Description of the task:
Gather up the lines with the word "title" in them.

Extracted information:

• • • • •

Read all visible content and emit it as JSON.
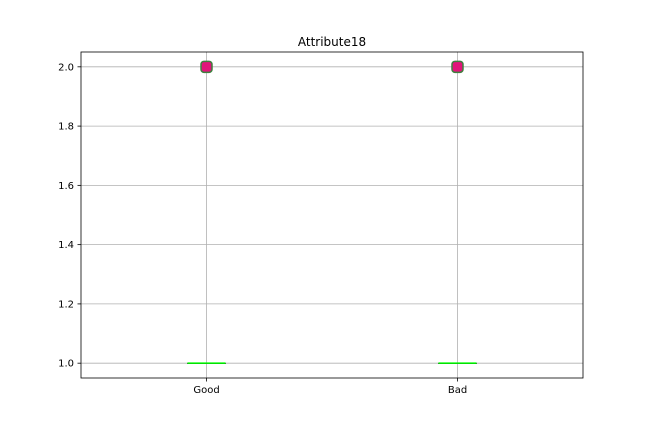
{
  "chart_data": {
    "type": "box",
    "title": "Attribute18",
    "xlabel": "",
    "ylabel": "",
    "categories": [
      "Good",
      "Bad"
    ],
    "boxes": [
      {
        "category": "Good",
        "min": 1.0,
        "q1": 1.0,
        "median": 1.0,
        "q3": 1.0,
        "max": 1.0,
        "outliers": [
          2.0
        ]
      },
      {
        "category": "Bad",
        "min": 1.0,
        "q1": 1.0,
        "median": 1.0,
        "q3": 1.0,
        "max": 1.0,
        "outliers": [
          2.0
        ]
      }
    ],
    "ylim": [
      0.95,
      2.05
    ],
    "yticks": [
      1.0,
      1.2,
      1.4,
      1.6,
      1.8,
      2.0
    ],
    "ytick_labels": [
      "1.0",
      "1.2",
      "1.4",
      "1.6",
      "1.8",
      "2.0"
    ],
    "grid": true,
    "colors": {
      "median": "#00ff00",
      "outlier_fill": "#e0157a",
      "outlier_edge": "#3f7f3f",
      "grid": "#b0b0b0",
      "axes": "#000000"
    }
  }
}
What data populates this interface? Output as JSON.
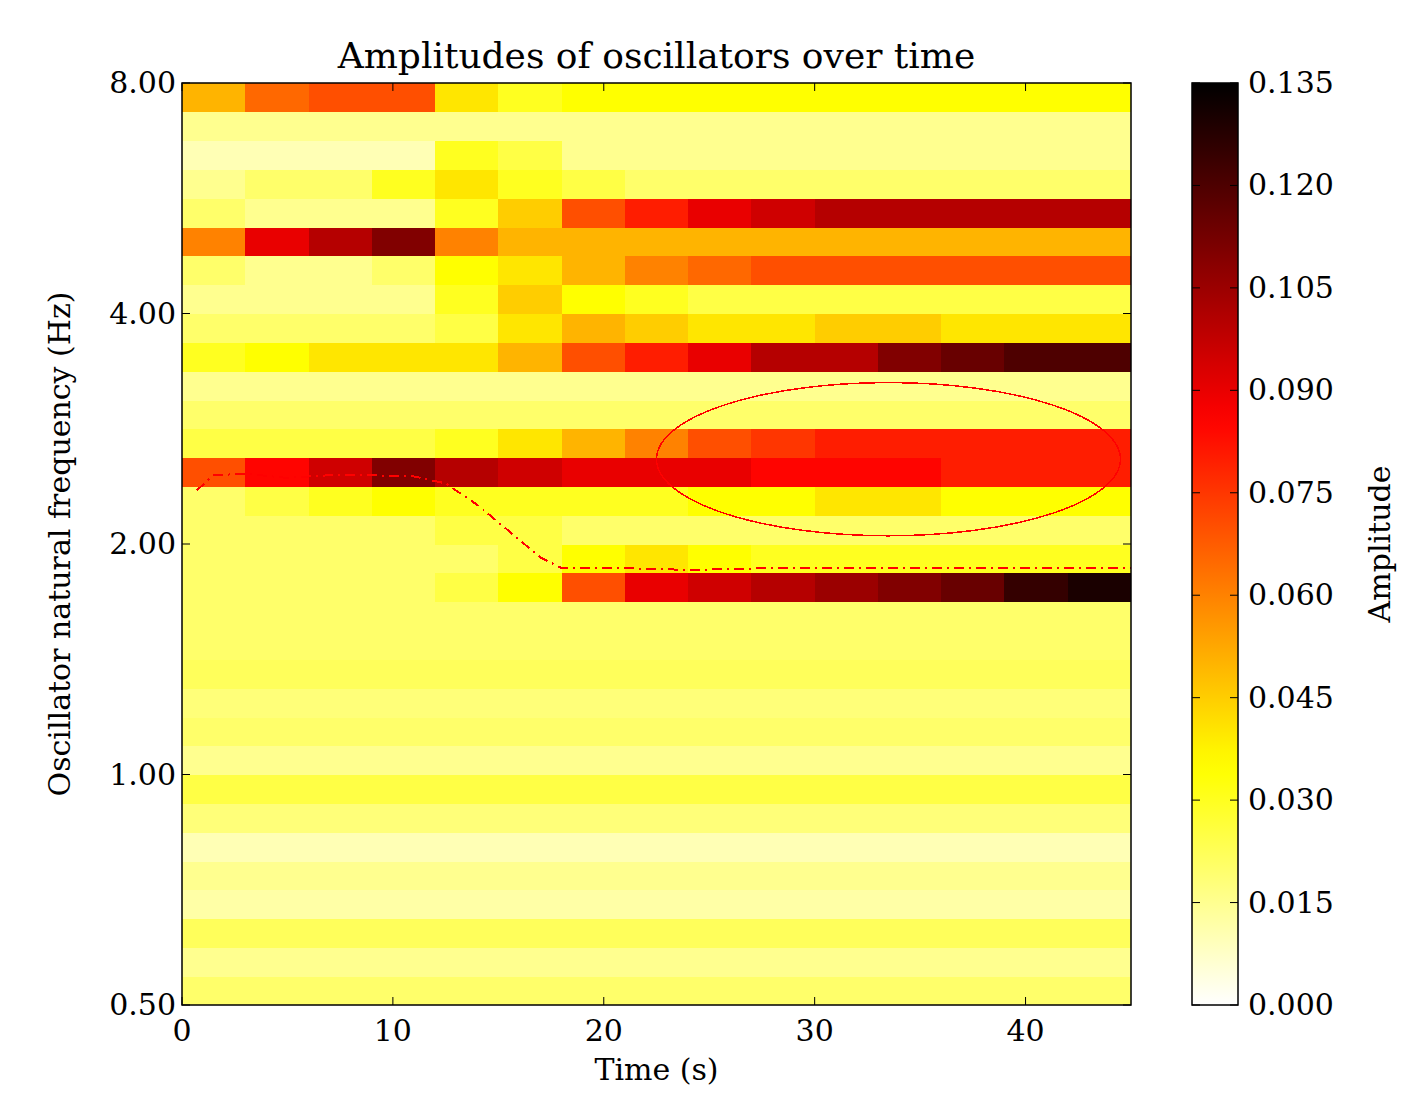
{
  "chart_data": {
    "type": "heatmap",
    "title": "Amplitudes of oscillators over time",
    "x_label": "Time (s)",
    "y_label": "Oscillator natural frequency (Hz)",
    "log": "y",
    "xlim": [
      0,
      45
    ],
    "ylim": [
      0.5,
      8
    ],
    "xticks": [
      0,
      10,
      20,
      30,
      40
    ],
    "yticks": [
      {
        "value": 0.5,
        "label": "0.50"
      },
      {
        "value": 1,
        "label": "1.00"
      },
      {
        "value": 2,
        "label": "2.00"
      },
      {
        "value": 4,
        "label": "4.00"
      },
      {
        "value": 8,
        "label": "8.00"
      }
    ],
    "x_edges": [
      0,
      3,
      6,
      9,
      12,
      15,
      18,
      21,
      24,
      27,
      30,
      33,
      36,
      39,
      42,
      45
    ],
    "y_edges": [
      0.5,
      0.545,
      0.595,
      0.648,
      0.707,
      0.771,
      0.841,
      0.917,
      1,
      1.091,
      1.189,
      1.297,
      1.414,
      1.542,
      1.682,
      1.834,
      2,
      2.181,
      2.378,
      2.594,
      2.828,
      3.084,
      3.364,
      3.668,
      4,
      4.362,
      4.757,
      5.187,
      5.657,
      6.169,
      6.727,
      7.336,
      8
    ],
    "cells": [
      [
        0.02,
        0.02,
        0.02,
        0.02,
        0.02,
        0.02,
        0.02,
        0.02,
        0.02,
        0.02,
        0.02,
        0.02,
        0.02,
        0.02,
        0.02
      ],
      [
        0.015,
        0.015,
        0.015,
        0.015,
        0.015,
        0.015,
        0.015,
        0.015,
        0.015,
        0.015,
        0.015,
        0.015,
        0.015,
        0.015,
        0.015
      ],
      [
        0.022,
        0.022,
        0.022,
        0.022,
        0.022,
        0.022,
        0.022,
        0.022,
        0.022,
        0.022,
        0.022,
        0.022,
        0.022,
        0.022,
        0.022
      ],
      [
        0.012,
        0.012,
        0.012,
        0.012,
        0.012,
        0.012,
        0.012,
        0.012,
        0.012,
        0.012,
        0.012,
        0.012,
        0.012,
        0.012,
        0.012
      ],
      [
        0.015,
        0.015,
        0.015,
        0.015,
        0.015,
        0.015,
        0.015,
        0.015,
        0.015,
        0.015,
        0.015,
        0.015,
        0.015,
        0.015,
        0.015
      ],
      [
        0.01,
        0.01,
        0.01,
        0.01,
        0.01,
        0.01,
        0.01,
        0.01,
        0.01,
        0.01,
        0.01,
        0.01,
        0.01,
        0.01,
        0.01
      ],
      [
        0.018,
        0.018,
        0.018,
        0.018,
        0.018,
        0.018,
        0.018,
        0.018,
        0.018,
        0.018,
        0.018,
        0.018,
        0.018,
        0.018,
        0.018
      ],
      [
        0.025,
        0.025,
        0.025,
        0.025,
        0.025,
        0.025,
        0.025,
        0.025,
        0.025,
        0.025,
        0.025,
        0.025,
        0.025,
        0.025,
        0.025
      ],
      [
        0.015,
        0.015,
        0.015,
        0.015,
        0.015,
        0.015,
        0.015,
        0.015,
        0.015,
        0.015,
        0.015,
        0.015,
        0.015,
        0.015,
        0.015
      ],
      [
        0.02,
        0.02,
        0.02,
        0.02,
        0.02,
        0.02,
        0.02,
        0.02,
        0.02,
        0.02,
        0.02,
        0.02,
        0.02,
        0.02,
        0.02
      ],
      [
        0.018,
        0.018,
        0.018,
        0.018,
        0.018,
        0.018,
        0.018,
        0.018,
        0.018,
        0.018,
        0.018,
        0.018,
        0.018,
        0.018,
        0.018
      ],
      [
        0.022,
        0.022,
        0.022,
        0.022,
        0.022,
        0.022,
        0.022,
        0.022,
        0.022,
        0.022,
        0.022,
        0.022,
        0.022,
        0.022,
        0.022
      ],
      [
        0.02,
        0.02,
        0.02,
        0.02,
        0.02,
        0.02,
        0.02,
        0.02,
        0.02,
        0.02,
        0.02,
        0.02,
        0.02,
        0.02,
        0.02
      ],
      [
        0.02,
        0.02,
        0.02,
        0.02,
        0.02,
        0.02,
        0.02,
        0.02,
        0.02,
        0.02,
        0.02,
        0.02,
        0.02,
        0.02,
        0.02
      ],
      [
        0.02,
        0.02,
        0.02,
        0.02,
        0.025,
        0.035,
        0.07,
        0.09,
        0.095,
        0.1,
        0.105,
        0.11,
        0.115,
        0.125,
        0.13
      ],
      [
        0.02,
        0.02,
        0.02,
        0.02,
        0.02,
        0.025,
        0.035,
        0.04,
        0.035,
        0.03,
        0.03,
        0.03,
        0.03,
        0.03,
        0.03
      ],
      [
        0.02,
        0.02,
        0.02,
        0.02,
        0.025,
        0.025,
        0.02,
        0.02,
        0.02,
        0.02,
        0.02,
        0.02,
        0.02,
        0.02,
        0.02
      ],
      [
        0.02,
        0.025,
        0.03,
        0.035,
        0.03,
        0.03,
        0.03,
        0.03,
        0.035,
        0.035,
        0.04,
        0.04,
        0.035,
        0.035,
        0.035
      ],
      [
        0.07,
        0.085,
        0.095,
        0.11,
        0.1,
        0.095,
        0.09,
        0.09,
        0.09,
        0.085,
        0.085,
        0.085,
        0.08,
        0.08,
        0.08
      ],
      [
        0.025,
        0.025,
        0.025,
        0.025,
        0.03,
        0.04,
        0.05,
        0.06,
        0.07,
        0.075,
        0.08,
        0.08,
        0.08,
        0.08,
        0.08
      ],
      [
        0.02,
        0.02,
        0.02,
        0.02,
        0.02,
        0.02,
        0.02,
        0.02,
        0.02,
        0.02,
        0.02,
        0.02,
        0.02,
        0.02,
        0.02
      ],
      [
        0.015,
        0.015,
        0.015,
        0.015,
        0.015,
        0.015,
        0.015,
        0.015,
        0.015,
        0.015,
        0.015,
        0.015,
        0.015,
        0.015,
        0.015
      ],
      [
        0.03,
        0.035,
        0.04,
        0.04,
        0.04,
        0.05,
        0.07,
        0.08,
        0.09,
        0.1,
        0.1,
        0.11,
        0.115,
        0.12,
        0.12
      ],
      [
        0.02,
        0.02,
        0.02,
        0.02,
        0.025,
        0.04,
        0.05,
        0.045,
        0.04,
        0.04,
        0.045,
        0.045,
        0.04,
        0.04,
        0.04
      ],
      [
        0.015,
        0.015,
        0.015,
        0.015,
        0.03,
        0.045,
        0.035,
        0.03,
        0.025,
        0.025,
        0.025,
        0.025,
        0.025,
        0.025,
        0.025
      ],
      [
        0.02,
        0.015,
        0.015,
        0.02,
        0.035,
        0.04,
        0.05,
        0.06,
        0.065,
        0.07,
        0.07,
        0.07,
        0.07,
        0.07,
        0.07
      ],
      [
        0.06,
        0.09,
        0.1,
        0.11,
        0.06,
        0.05,
        0.05,
        0.05,
        0.05,
        0.05,
        0.05,
        0.05,
        0.05,
        0.05,
        0.05
      ],
      [
        0.02,
        0.015,
        0.015,
        0.015,
        0.03,
        0.045,
        0.07,
        0.08,
        0.09,
        0.095,
        0.1,
        0.1,
        0.1,
        0.1,
        0.1
      ],
      [
        0.015,
        0.02,
        0.02,
        0.03,
        0.04,
        0.03,
        0.025,
        0.02,
        0.02,
        0.02,
        0.02,
        0.02,
        0.02,
        0.02,
        0.02
      ],
      [
        0.01,
        0.01,
        0.01,
        0.01,
        0.03,
        0.025,
        0.015,
        0.015,
        0.015,
        0.015,
        0.015,
        0.015,
        0.015,
        0.015,
        0.015
      ],
      [
        0.015,
        0.015,
        0.015,
        0.015,
        0.015,
        0.015,
        0.015,
        0.015,
        0.015,
        0.015,
        0.015,
        0.015,
        0.015,
        0.015,
        0.015
      ],
      [
        0.05,
        0.065,
        0.07,
        0.07,
        0.04,
        0.03,
        0.035,
        0.035,
        0.035,
        0.035,
        0.035,
        0.035,
        0.035,
        0.035,
        0.035
      ]
    ],
    "colorbar": {
      "label": "Amplitude",
      "range": [
        0,
        0.135
      ],
      "ticks": [
        {
          "value": 0,
          "label": "0.000"
        },
        0.015,
        {
          "value": 0.03,
          "label": "0.030"
        },
        0.045,
        {
          "value": 0.06,
          "label": "0.060"
        },
        0.075,
        {
          "value": 0.09,
          "label": "0.090"
        },
        0.105,
        {
          "value": 0.12,
          "label": "0.120"
        },
        0.135
      ]
    },
    "trajectory": {
      "color": "#ff0000",
      "line_style": "dashdot",
      "x": [
        0.7,
        1.5,
        3,
        5,
        7,
        9,
        11,
        12.5,
        14,
        15.5,
        17,
        18,
        21,
        24,
        28,
        33,
        38,
        45
      ],
      "values": [
        2.35,
        2.46,
        2.47,
        2.44,
        2.46,
        2.46,
        2.45,
        2.4,
        2.25,
        2.08,
        1.92,
        1.86,
        1.86,
        1.85,
        1.86,
        1.86,
        1.86,
        1.86
      ]
    },
    "ellipse": {
      "color": "#ff0000",
      "x_range": [
        22.5,
        44.5
      ],
      "y_range": [
        2.05,
        3.25
      ]
    }
  }
}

• • • • •

Solution for this exercise:
    "title": "Attribute18",
    "title": "Amplitudes of oscillators over time",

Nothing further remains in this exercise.